Aim of the exercise:
Copy out the lines that include the word "United".
/---
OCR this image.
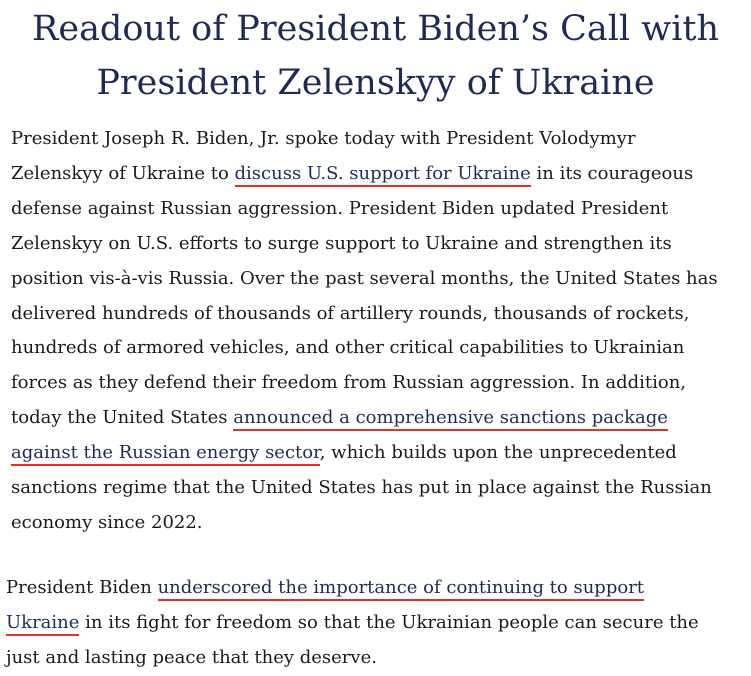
Readout of President Biden’s Call with
President Zelenskyy of Ukraine

President Joseph R. Biden, Jr. spoke today with President Volodymyr
Zelenskyy of Ukraine to discuss U.S. support for Ukraine in its courageous
defense against Russian aggression. President Biden updated President
Zelenskyy on U.S. efforts to surge support to Ukraine and strengthen its
position vis-à-vis Russia. Over the past several months, the United States has
delivered hundreds of thousands of artillery rounds, thousands of rockets,
hundreds of armored vehicles, and other critical capabilities to Ukrainian
forces as they defend their freedom from Russian aggression. In addition,
today the United States announced a comprehensive sanctions package
against the Russian energy sector, which builds upon the unprecedented
sanctions regime that the United States has put in place against the Russian
economy since 2022.

President Biden underscored the importance of continuing to support
Ukraine in its fight for freedom so that the Ukrainian people can secure the
just and lasting peace that they deserve.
\---
Written answer:
position vis-à-vis Russia. Over the past several months, the United States has
today the United States announced a comprehensive sanctions package
sanctions regime that the United States has put in place against the Russian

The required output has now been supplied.